Spatial layout entries:
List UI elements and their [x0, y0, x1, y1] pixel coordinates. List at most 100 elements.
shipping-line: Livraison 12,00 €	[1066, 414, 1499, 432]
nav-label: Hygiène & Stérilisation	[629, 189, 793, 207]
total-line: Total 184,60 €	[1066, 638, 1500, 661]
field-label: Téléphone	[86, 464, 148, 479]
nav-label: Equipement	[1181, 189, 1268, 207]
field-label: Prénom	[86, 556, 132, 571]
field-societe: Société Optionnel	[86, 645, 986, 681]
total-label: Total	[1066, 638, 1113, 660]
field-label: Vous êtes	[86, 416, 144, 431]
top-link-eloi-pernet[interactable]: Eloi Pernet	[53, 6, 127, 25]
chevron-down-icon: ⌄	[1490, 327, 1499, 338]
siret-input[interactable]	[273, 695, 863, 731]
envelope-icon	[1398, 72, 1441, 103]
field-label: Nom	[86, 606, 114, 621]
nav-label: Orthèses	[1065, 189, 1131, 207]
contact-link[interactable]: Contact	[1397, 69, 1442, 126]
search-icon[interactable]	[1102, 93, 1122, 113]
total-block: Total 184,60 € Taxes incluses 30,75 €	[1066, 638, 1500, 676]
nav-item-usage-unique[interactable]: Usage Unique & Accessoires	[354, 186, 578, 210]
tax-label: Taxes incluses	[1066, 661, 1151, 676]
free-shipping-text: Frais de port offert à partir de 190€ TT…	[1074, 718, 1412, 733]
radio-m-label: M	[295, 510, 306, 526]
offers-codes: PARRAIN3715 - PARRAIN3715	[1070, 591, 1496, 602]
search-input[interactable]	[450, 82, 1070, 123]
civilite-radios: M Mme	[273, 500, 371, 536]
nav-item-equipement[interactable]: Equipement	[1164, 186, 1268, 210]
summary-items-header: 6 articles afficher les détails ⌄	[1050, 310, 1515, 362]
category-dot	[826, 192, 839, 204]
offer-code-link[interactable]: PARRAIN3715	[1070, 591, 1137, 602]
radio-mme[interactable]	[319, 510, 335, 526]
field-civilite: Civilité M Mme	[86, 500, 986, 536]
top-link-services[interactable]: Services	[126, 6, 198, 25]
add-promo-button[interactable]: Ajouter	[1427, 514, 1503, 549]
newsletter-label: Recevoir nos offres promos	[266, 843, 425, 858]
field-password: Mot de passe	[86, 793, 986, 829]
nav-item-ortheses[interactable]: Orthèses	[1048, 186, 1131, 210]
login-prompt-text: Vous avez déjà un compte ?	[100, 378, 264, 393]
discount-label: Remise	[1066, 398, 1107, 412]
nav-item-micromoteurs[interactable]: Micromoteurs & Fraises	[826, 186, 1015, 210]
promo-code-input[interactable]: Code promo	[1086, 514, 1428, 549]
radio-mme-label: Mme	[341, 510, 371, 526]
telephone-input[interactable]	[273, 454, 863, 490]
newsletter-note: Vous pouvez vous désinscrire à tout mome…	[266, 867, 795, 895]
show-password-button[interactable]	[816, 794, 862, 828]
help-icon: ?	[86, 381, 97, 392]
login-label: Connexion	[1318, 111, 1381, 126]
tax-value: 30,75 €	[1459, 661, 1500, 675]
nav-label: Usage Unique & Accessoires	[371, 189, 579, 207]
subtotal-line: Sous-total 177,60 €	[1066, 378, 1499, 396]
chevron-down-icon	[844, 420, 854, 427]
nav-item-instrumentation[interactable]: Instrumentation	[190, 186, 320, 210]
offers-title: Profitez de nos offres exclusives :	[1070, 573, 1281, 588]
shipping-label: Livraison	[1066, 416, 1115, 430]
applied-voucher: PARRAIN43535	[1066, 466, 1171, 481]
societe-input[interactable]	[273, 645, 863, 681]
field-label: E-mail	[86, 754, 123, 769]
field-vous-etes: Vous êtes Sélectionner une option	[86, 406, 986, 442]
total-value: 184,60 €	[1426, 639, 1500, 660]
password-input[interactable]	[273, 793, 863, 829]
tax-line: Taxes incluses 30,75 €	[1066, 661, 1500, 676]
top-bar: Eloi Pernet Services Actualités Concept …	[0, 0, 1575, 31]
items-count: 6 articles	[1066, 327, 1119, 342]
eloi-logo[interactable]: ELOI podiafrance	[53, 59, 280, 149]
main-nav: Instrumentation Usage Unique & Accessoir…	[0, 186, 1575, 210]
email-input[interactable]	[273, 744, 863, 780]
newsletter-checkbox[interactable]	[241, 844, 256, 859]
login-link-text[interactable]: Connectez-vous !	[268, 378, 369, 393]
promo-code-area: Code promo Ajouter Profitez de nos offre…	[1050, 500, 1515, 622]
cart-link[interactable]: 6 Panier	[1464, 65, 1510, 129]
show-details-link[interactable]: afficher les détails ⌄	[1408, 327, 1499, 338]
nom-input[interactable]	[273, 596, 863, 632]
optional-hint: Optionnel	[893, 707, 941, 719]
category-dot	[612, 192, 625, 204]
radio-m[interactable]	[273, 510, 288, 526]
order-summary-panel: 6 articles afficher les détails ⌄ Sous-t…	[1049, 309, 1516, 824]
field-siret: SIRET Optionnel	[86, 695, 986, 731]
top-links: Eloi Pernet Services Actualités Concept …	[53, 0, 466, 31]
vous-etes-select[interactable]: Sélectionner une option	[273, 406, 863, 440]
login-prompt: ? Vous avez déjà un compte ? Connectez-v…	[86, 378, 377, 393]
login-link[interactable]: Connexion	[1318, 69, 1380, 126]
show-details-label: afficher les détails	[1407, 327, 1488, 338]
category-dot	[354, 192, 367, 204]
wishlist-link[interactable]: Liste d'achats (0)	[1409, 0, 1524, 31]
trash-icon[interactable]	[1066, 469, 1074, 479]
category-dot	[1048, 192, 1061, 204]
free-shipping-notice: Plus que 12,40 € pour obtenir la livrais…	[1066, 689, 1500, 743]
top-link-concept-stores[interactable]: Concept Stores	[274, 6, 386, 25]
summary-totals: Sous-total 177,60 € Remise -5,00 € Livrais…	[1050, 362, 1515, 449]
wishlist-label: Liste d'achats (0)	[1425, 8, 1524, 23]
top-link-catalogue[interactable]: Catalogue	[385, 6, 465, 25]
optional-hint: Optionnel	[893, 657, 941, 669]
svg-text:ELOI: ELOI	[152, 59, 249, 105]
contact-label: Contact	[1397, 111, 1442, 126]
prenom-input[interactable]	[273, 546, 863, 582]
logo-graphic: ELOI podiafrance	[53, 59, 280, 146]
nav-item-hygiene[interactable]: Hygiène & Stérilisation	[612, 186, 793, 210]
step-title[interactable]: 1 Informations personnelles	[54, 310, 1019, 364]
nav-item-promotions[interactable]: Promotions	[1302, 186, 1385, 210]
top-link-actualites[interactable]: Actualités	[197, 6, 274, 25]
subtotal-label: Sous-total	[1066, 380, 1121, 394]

### Your instructions
Reproduce the records unchanged, starting with their first line and ending with the line that contains "514, 1428, 549]", with both of those lines included.

### Written response
List UI elements and their [x0, y0, x1, y1] pixel coordinates. List at most 100 elements.
shipping-line: Livraison 12,00 €	[1066, 414, 1499, 432]
nav-label: Hygiène & Stérilisation	[629, 189, 793, 207]
total-line: Total 184,60 €	[1066, 638, 1500, 661]
field-label: Téléphone	[86, 464, 148, 479]
nav-label: Equipement	[1181, 189, 1268, 207]
field-label: Prénom	[86, 556, 132, 571]
field-societe: Société Optionnel	[86, 645, 986, 681]
total-label: Total	[1066, 638, 1113, 660]
field-label: Vous êtes	[86, 416, 144, 431]
top-link-eloi-pernet[interactable]: Eloi Pernet	[53, 6, 127, 25]
chevron-down-icon: ⌄	[1490, 327, 1499, 338]
siret-input[interactable]	[273, 695, 863, 731]
envelope-icon	[1398, 72, 1441, 103]
field-label: Nom	[86, 606, 114, 621]
nav-label: Orthèses	[1065, 189, 1131, 207]
contact-link[interactable]: Contact	[1397, 69, 1442, 126]
search-icon[interactable]	[1102, 93, 1122, 113]
total-block: Total 184,60 € Taxes incluses 30,75 €	[1066, 638, 1500, 676]
nav-item-usage-unique[interactable]: Usage Unique & Accessoires	[354, 186, 578, 210]
tax-label: Taxes incluses	[1066, 661, 1151, 676]
free-shipping-text: Frais de port offert à partir de 190€ TT…	[1074, 718, 1412, 733]
radio-m-label: M	[295, 510, 306, 526]
offers-codes: PARRAIN3715 - PARRAIN3715	[1070, 591, 1496, 602]
search-input[interactable]	[450, 82, 1070, 123]
civilite-radios: M Mme	[273, 500, 371, 536]
nav-item-equipement[interactable]: Equipement	[1164, 186, 1268, 210]
summary-items-header: 6 articles afficher les détails ⌄	[1050, 310, 1515, 362]
category-dot	[826, 192, 839, 204]
offer-code-link[interactable]: PARRAIN3715	[1070, 591, 1137, 602]
radio-mme[interactable]	[319, 510, 335, 526]
field-civilite: Civilité M Mme	[86, 500, 986, 536]
top-link-services[interactable]: Services	[126, 6, 198, 25]
add-promo-button[interactable]: Ajouter	[1427, 514, 1503, 549]
newsletter-label: Recevoir nos offres promos	[266, 843, 425, 858]
field-password: Mot de passe	[86, 793, 986, 829]
nav-item-ortheses[interactable]: Orthèses	[1048, 186, 1131, 210]
login-prompt-text: Vous avez déjà un compte ?	[100, 378, 264, 393]
discount-label: Remise	[1066, 398, 1107, 412]
nav-item-micromoteurs[interactable]: Micromoteurs & Fraises	[826, 186, 1015, 210]
promo-code-input[interactable]: Code promo	[1086, 514, 1428, 549]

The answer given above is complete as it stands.